== Data for processing

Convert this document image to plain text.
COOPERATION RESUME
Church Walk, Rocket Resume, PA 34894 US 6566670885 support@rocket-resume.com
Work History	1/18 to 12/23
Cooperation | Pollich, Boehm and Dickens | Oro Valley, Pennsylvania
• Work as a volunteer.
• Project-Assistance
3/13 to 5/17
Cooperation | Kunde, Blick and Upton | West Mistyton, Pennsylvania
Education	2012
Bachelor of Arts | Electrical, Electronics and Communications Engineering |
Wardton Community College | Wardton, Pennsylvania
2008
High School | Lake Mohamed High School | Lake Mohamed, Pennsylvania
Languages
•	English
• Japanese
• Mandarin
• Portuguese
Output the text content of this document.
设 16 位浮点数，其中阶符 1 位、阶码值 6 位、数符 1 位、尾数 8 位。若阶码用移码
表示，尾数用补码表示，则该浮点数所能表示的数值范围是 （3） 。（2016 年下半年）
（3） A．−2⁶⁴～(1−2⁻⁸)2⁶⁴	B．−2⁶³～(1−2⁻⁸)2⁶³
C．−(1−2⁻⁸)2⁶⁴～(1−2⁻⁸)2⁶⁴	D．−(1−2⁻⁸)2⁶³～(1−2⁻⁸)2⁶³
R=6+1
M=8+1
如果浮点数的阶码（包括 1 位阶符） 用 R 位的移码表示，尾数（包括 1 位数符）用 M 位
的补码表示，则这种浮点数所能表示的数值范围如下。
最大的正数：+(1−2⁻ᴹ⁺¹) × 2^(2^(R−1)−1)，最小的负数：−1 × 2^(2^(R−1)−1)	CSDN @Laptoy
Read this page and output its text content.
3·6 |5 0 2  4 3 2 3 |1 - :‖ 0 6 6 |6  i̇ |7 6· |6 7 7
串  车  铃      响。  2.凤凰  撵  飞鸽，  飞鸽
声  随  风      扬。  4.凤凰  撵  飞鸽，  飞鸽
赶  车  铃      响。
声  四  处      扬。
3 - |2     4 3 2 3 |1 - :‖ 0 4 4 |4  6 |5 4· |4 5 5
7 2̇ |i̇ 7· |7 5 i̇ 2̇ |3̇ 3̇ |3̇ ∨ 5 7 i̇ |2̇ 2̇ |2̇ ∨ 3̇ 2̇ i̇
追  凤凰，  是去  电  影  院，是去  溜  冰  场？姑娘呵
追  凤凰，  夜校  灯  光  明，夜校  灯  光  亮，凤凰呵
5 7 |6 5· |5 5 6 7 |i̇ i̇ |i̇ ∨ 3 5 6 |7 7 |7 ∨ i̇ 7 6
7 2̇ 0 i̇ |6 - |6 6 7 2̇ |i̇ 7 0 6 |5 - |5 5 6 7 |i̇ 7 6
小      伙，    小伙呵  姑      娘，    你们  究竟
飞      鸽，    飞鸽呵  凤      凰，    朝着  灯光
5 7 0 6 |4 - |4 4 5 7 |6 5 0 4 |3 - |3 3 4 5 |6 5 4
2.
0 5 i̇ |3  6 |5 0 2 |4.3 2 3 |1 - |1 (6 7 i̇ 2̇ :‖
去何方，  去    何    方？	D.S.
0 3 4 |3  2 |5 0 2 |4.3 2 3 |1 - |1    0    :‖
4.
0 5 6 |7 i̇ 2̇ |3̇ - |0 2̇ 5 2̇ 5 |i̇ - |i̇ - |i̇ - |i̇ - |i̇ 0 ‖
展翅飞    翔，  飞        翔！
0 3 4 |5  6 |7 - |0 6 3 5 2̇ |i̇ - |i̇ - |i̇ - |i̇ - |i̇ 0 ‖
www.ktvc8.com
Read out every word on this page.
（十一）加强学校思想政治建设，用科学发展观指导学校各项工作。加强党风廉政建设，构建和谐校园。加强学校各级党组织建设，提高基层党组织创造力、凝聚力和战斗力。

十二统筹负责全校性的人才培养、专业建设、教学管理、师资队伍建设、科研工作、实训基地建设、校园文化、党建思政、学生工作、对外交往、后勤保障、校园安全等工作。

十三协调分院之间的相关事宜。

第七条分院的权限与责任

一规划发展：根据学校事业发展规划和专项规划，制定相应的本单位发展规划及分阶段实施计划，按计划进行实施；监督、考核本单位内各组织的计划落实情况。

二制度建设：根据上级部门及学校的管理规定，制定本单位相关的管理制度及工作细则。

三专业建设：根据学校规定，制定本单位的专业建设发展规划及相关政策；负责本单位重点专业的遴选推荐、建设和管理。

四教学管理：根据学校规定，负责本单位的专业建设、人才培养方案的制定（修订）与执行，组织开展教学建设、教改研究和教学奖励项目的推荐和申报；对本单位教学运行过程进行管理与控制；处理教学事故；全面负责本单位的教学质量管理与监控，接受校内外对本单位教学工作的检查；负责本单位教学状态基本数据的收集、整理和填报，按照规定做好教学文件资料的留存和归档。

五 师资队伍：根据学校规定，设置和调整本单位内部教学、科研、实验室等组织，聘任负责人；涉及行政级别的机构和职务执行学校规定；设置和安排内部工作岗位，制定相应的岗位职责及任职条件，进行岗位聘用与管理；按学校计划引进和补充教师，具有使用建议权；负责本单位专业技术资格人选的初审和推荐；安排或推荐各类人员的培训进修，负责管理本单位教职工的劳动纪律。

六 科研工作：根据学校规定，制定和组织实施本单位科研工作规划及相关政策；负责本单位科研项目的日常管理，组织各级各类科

====

Among the entries above, how many lines include the word "科研工作"? Reply with the number only.

2